▶ [GOAL OF THE EXERCISE]: List each line of the data that holds the string "mesma", please.

▶ [Saved entries]:
□ □ □ □ □ □ □
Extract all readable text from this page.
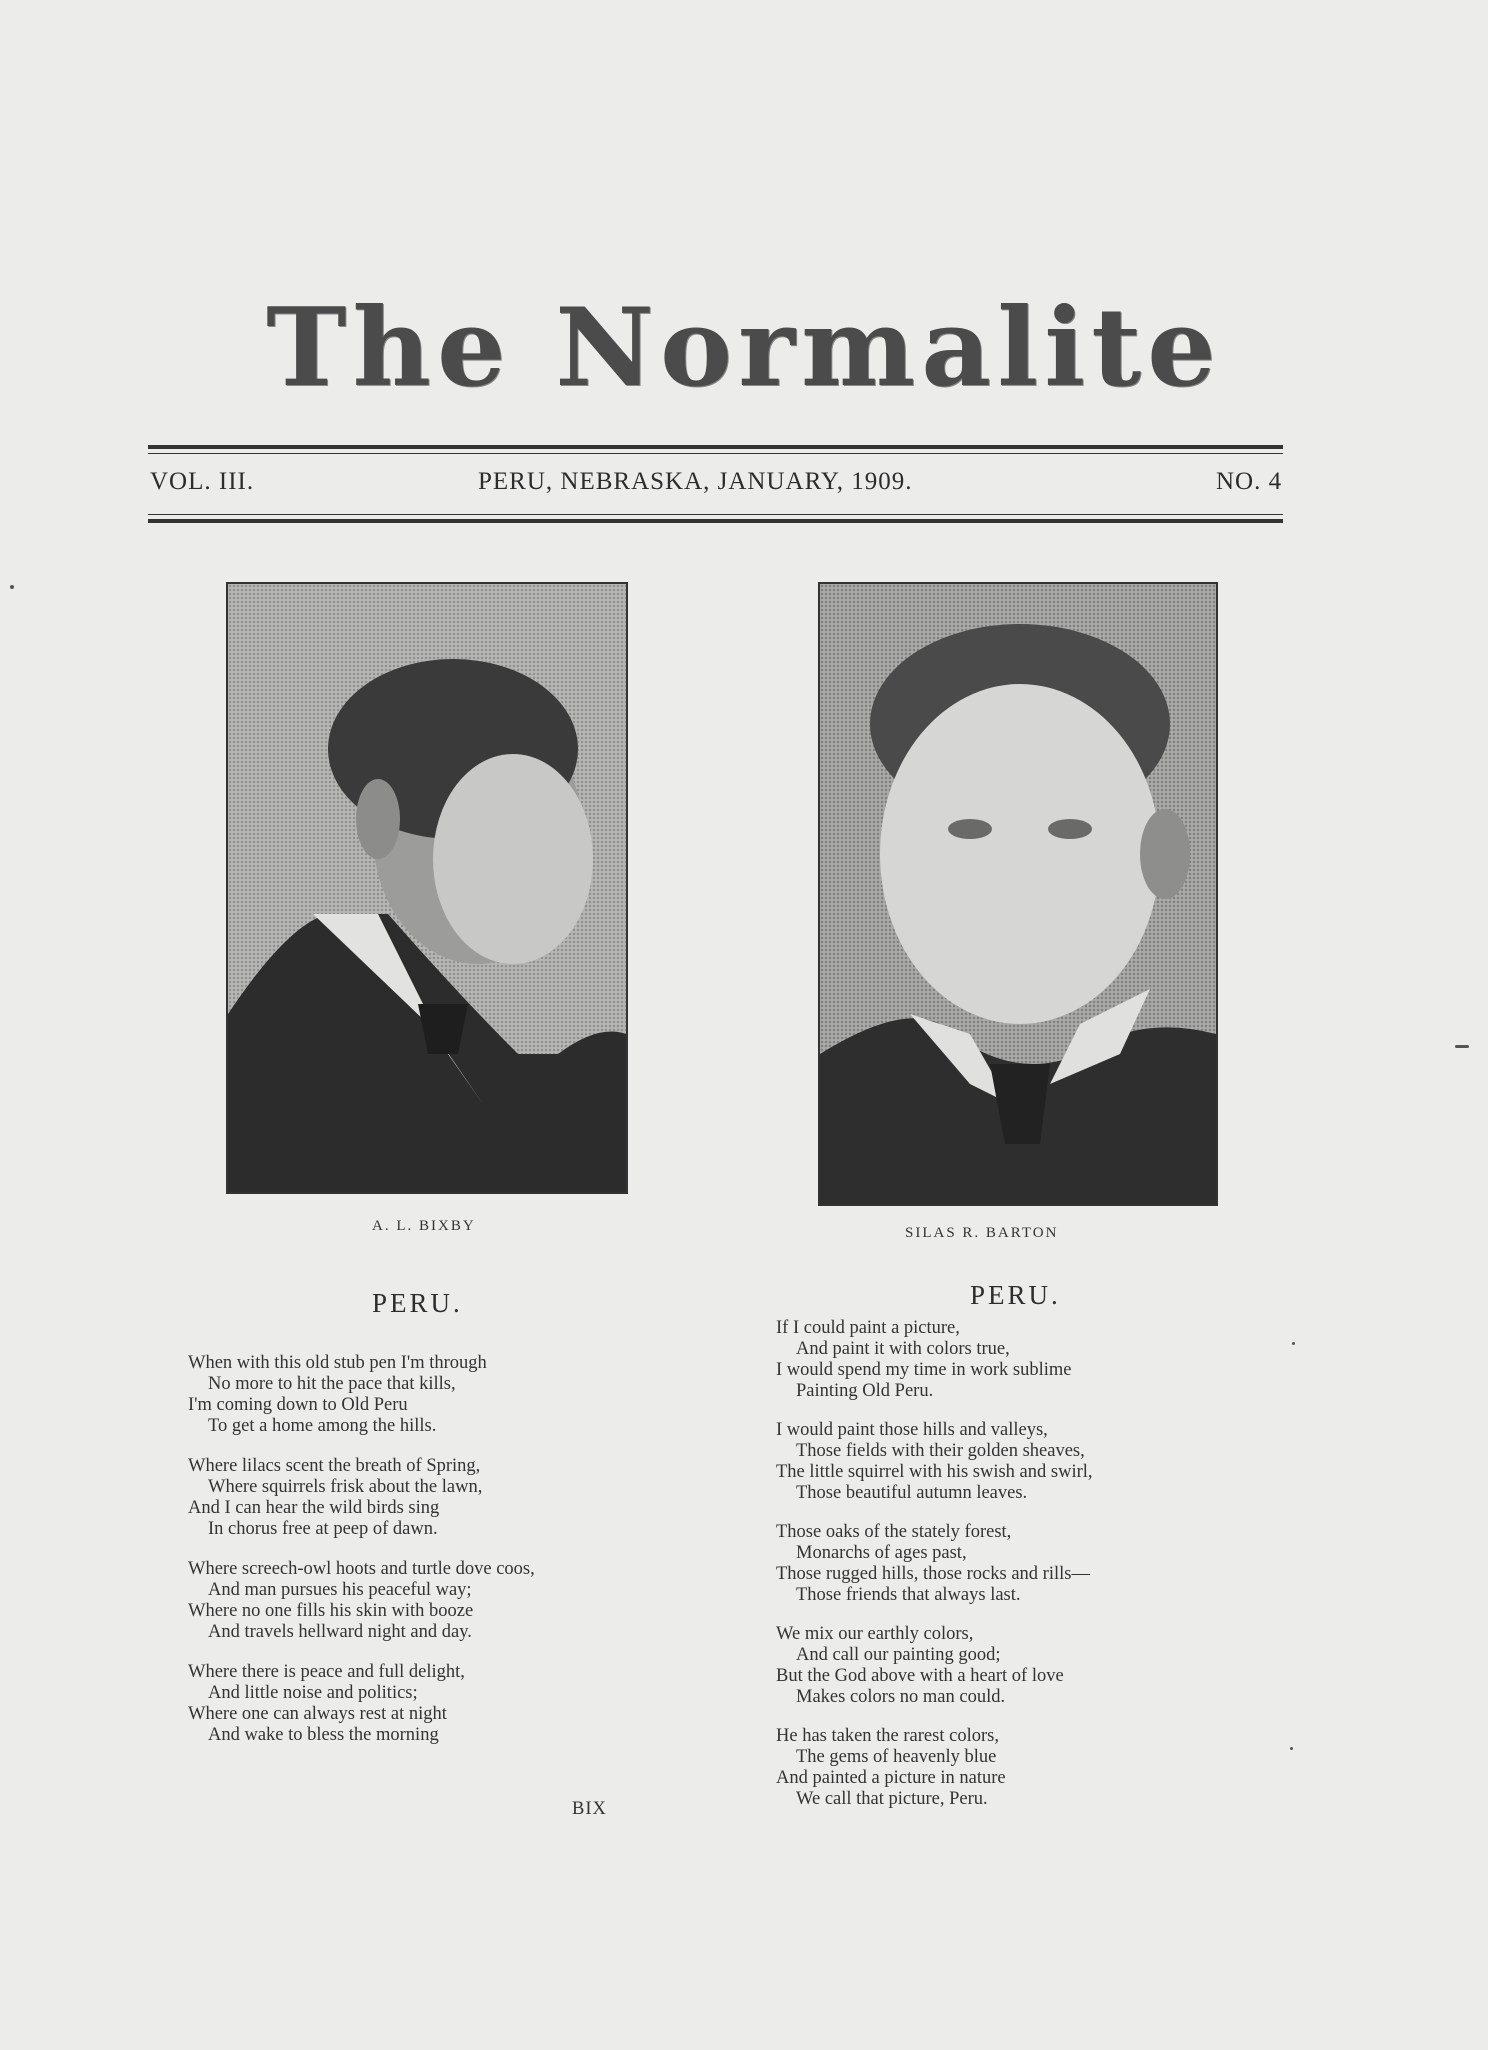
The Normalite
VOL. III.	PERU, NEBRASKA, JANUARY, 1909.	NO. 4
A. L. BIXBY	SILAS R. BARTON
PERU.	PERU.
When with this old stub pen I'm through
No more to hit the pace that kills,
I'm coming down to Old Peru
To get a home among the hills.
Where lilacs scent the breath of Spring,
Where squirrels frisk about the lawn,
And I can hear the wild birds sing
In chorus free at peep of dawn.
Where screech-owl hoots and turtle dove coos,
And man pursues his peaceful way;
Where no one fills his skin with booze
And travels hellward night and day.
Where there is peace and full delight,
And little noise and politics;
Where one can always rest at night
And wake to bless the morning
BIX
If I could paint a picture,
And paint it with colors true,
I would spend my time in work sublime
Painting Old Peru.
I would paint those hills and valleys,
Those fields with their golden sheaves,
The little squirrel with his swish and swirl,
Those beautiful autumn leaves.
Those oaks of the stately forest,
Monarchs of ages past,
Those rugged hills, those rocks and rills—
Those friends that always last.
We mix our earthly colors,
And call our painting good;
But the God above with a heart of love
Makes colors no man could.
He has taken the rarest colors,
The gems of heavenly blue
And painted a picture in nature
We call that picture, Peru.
□ □ □ □ □ □ □
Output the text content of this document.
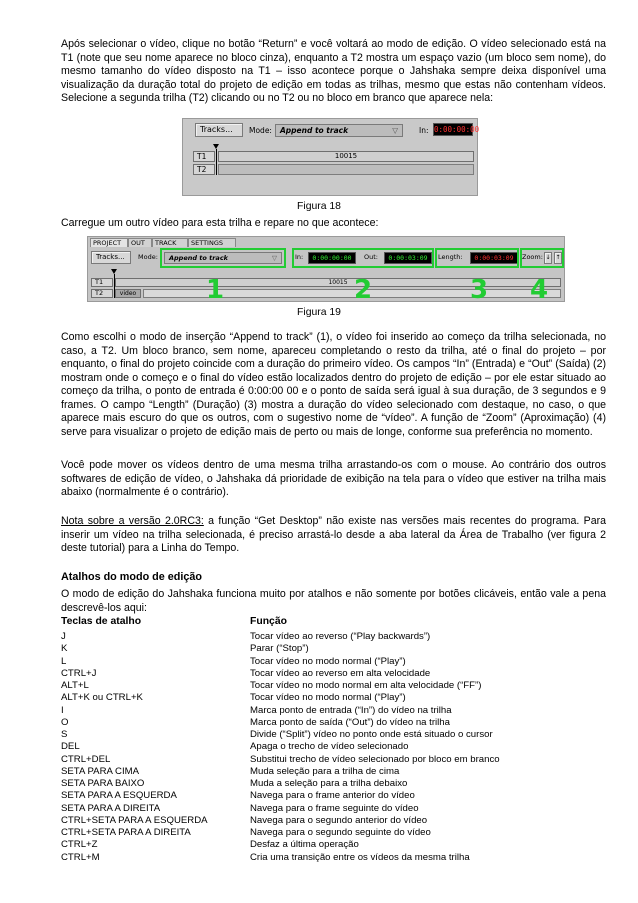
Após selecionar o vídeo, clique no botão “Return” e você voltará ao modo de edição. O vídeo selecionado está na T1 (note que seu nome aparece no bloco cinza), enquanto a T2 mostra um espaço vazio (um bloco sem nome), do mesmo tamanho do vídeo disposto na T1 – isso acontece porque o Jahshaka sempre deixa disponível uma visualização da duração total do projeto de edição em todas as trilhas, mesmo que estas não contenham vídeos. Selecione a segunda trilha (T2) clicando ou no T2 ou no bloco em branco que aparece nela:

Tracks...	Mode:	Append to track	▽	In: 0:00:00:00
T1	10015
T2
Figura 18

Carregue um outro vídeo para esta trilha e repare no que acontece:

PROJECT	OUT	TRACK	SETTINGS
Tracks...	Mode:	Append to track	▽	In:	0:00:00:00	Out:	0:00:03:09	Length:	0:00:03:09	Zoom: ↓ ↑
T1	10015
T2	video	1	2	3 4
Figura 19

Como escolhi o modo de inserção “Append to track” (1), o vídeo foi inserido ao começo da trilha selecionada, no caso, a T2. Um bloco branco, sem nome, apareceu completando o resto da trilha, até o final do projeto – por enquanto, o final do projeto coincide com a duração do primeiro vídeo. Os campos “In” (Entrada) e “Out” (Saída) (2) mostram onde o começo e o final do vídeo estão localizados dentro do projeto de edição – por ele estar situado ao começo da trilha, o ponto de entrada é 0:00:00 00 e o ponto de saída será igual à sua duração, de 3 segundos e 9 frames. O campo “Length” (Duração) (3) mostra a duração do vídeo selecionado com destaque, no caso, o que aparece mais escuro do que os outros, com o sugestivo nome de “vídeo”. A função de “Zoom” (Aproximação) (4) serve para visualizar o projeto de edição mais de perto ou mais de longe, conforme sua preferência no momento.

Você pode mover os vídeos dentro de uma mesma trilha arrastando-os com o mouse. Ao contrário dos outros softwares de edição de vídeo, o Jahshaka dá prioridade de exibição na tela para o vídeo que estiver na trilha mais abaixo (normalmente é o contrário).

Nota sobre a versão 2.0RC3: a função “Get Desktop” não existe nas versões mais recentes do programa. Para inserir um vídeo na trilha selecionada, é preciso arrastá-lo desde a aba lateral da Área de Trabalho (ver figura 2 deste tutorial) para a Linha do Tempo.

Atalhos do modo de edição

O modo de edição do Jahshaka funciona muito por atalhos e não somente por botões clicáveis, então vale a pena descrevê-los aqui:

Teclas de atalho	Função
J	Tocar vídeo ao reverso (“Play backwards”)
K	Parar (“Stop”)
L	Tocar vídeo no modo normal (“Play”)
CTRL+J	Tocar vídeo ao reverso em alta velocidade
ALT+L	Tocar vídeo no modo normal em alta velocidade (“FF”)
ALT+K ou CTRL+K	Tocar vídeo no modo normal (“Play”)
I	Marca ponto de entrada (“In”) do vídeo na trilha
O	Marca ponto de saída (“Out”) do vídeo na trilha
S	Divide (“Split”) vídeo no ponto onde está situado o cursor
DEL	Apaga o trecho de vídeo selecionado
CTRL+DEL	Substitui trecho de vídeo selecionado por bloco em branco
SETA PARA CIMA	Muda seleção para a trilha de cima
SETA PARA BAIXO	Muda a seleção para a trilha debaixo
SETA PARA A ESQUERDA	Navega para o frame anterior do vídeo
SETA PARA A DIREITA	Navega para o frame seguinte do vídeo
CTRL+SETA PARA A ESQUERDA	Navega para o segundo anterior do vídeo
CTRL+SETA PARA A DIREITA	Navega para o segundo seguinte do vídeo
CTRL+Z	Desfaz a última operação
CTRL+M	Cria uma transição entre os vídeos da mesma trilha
□ □ □ □ □ □ □
▶ [TASK RESULT]:
Você pode mover os vídeos dentro de uma mesma trilha arrastando-os com o mouse. Ao contrário dos outros softwares de edição de vídeo, o Jahshaka dá prioridade de exibição na tela para o vídeo que estiver na trilha mais abaixo (normalmente é o contrário).
CTRL+M	Cria uma transição entre os vídeos da mesma trilha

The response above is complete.